PROBLEM STATEMENT
Find the word "name" in the data. Return every line where it appears.

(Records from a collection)
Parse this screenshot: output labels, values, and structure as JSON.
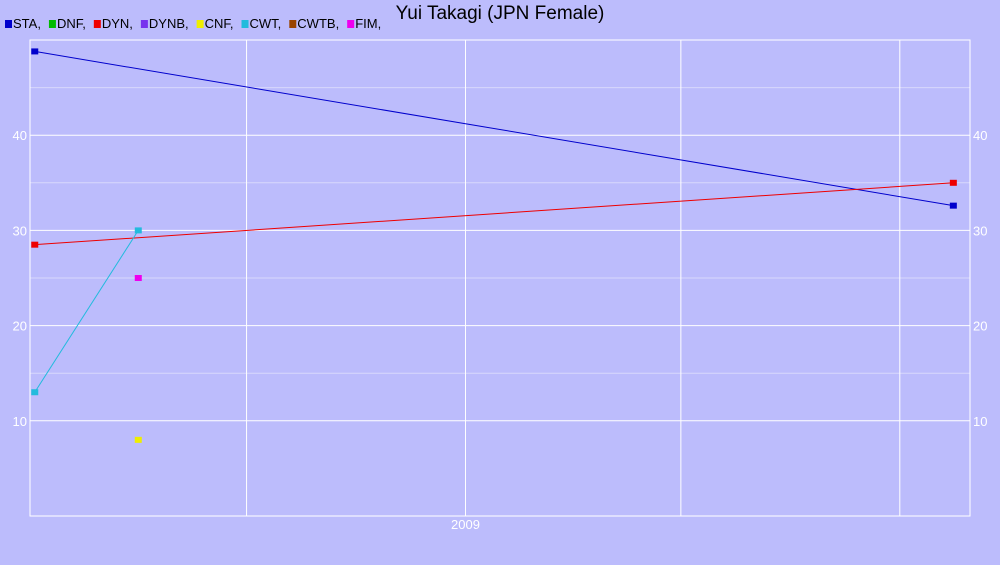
{
  "chart_data": {
    "type": "line",
    "title": "Yui Takagi (JPN Female)",
    "legend": {
      "placement": "top-left",
      "entries": [
        {
          "label": "STA,",
          "color": "#0000cc"
        },
        {
          "label": "DNF,",
          "color": "#00bb00"
        },
        {
          "label": "DYN,",
          "color": "#ee0000"
        },
        {
          "label": "DYNB,",
          "color": "#7733ee"
        },
        {
          "label": "CNF,",
          "color": "#eeee00"
        },
        {
          "label": "CWT,",
          "color": "#22bbdd"
        },
        {
          "label": "CWTB,",
          "color": "#994400"
        },
        {
          "label": "FIM,",
          "color": "#ee00ee"
        }
      ]
    },
    "x_axis": {
      "type": "date",
      "range": [
        "2008-01-01",
        "2010-03-01"
      ],
      "tick_labels": [
        {
          "date": "2009-01-01",
          "label": "2009"
        }
      ],
      "gridlines": [
        "2008-07-01",
        "2009-01-01",
        "2009-07-01",
        "2010-01-01"
      ]
    },
    "y_axis": {
      "range": [
        0,
        50
      ],
      "ticks": [
        10,
        20,
        30,
        40
      ],
      "minor_gridlines": [
        15,
        25,
        35,
        45
      ],
      "both_sides": true
    },
    "grid": true,
    "series": [
      {
        "name": "STA",
        "color": "#0000cc",
        "line": true,
        "points": [
          {
            "x": "2008-01-05",
            "y": 48.8
          },
          {
            "x": "2010-02-15",
            "y": 32.6
          }
        ]
      },
      {
        "name": "DYN",
        "color": "#ee0000",
        "line": true,
        "points": [
          {
            "x": "2008-01-05",
            "y": 28.5
          },
          {
            "x": "2010-02-15",
            "y": 35.0
          }
        ]
      },
      {
        "name": "CWT",
        "color": "#22bbdd",
        "line": true,
        "points": [
          {
            "x": "2008-01-05",
            "y": 13.0
          },
          {
            "x": "2008-04-01",
            "y": 30.0
          }
        ]
      },
      {
        "name": "FIM",
        "color": "#ee00ee",
        "line": false,
        "points": [
          {
            "x": "2008-04-01",
            "y": 25.0
          }
        ]
      },
      {
        "name": "CNF",
        "color": "#eeee00",
        "line": false,
        "points": [
          {
            "x": "2008-04-01",
            "y": 8.0
          }
        ]
      }
    ]
  }
}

OUTPUT OF THE TASK
        "name": "STA",
        "name": "DYN",
        "name": "CWT",
        "name": "FIM",
        "name": "CNF",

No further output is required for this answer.